### What is asked
The records below are to be copied word for word, with every picture left out.

:::

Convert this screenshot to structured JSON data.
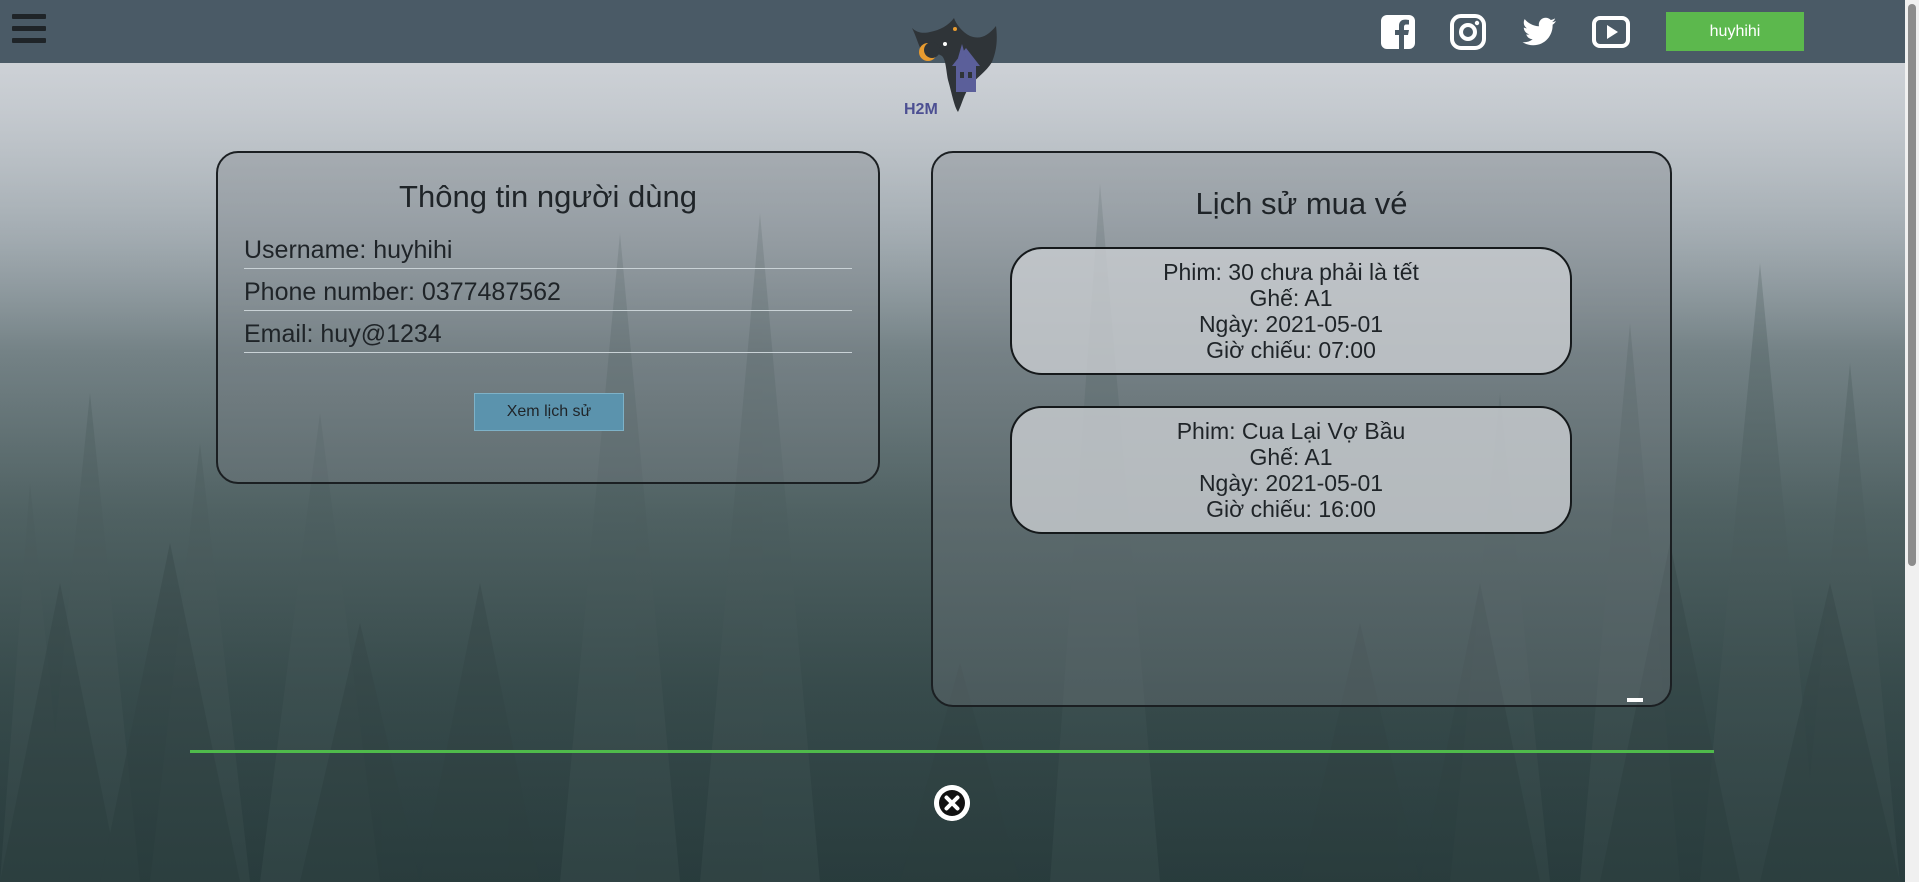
{
  "header": {
    "menu_icon": "hamburger-menu-icon",
    "logo_text": "H2M",
    "social": [
      {
        "name": "facebook-icon"
      },
      {
        "name": "instagram-icon"
      },
      {
        "name": "twitter-icon"
      },
      {
        "name": "youtube-icon"
      }
    ],
    "user_label": "huyhihi"
  },
  "user_panel": {
    "title": "Thông tin người dùng",
    "username_line": "Username: huyhihi",
    "phone_line": "Phone number: 0377487562",
    "email_line": "Email: huy@1234",
    "button_label": "Xem lịch sử"
  },
  "history_panel": {
    "title": "Lịch sử mua vé",
    "tickets": [
      {
        "movie": "Phim: 30 chưa phải là tết",
        "seat": "Ghế: A1",
        "date": "Ngày: 2021-05-01",
        "time": "Giờ chiếu: 07:00"
      },
      {
        "movie": "Phim: Cua Lại Vợ Bầu",
        "seat": "Ghế: A1",
        "date": "Ngày: 2021-05-01",
        "time": "Giờ chiếu: 16:00"
      }
    ]
  },
  "colors": {
    "header_bg": "#4a5a66",
    "accent_green": "#5cb84d",
    "button_blue": "#5b93ad"
  },
  "footer": {
    "close_icon": "close-circle-icon"
  }
}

:::

### Full output
Convert this screenshot to structured JSON data.
{
  "header": {
    "menu_icon": "hamburger-menu-icon",
    "logo_text": "H2M",
    "social": [
      {
        "name": "facebook-icon"
      },
      {
        "name": "instagram-icon"
      },
      {
        "name": "twitter-icon"
      },
      {
        "name": "youtube-icon"
      }
    ],
    "user_label": "huyhihi"
  },
  "user_panel": {
    "title": "Thông tin người dùng",
    "username_line": "Username: huyhihi",
    "phone_line": "Phone number: 0377487562",
    "email_line": "Email: huy@1234",
    "button_label": "Xem lịch sử"
  },
  "history_panel": {
    "title": "Lịch sử mua vé",
    "tickets": [
      {
        "movie": "Phim: 30 chưa phải là tết",
        "seat": "Ghế: A1",
        "date": "Ngày: 2021-05-01",
        "time": "Giờ chiếu: 07:00"
      },
      {
        "movie": "Phim: Cua Lại Vợ Bầu",
        "seat": "Ghế: A1",
        "date": "Ngày: 2021-05-01",
        "time": "Giờ chiếu: 16:00"
      }
    ]
  },
  "colors": {
    "header_bg": "#4a5a66",
    "accent_green": "#5cb84d",
    "button_blue": "#5b93ad"
  },
  "footer": {
    "close_icon": "close-circle-icon"
  }
}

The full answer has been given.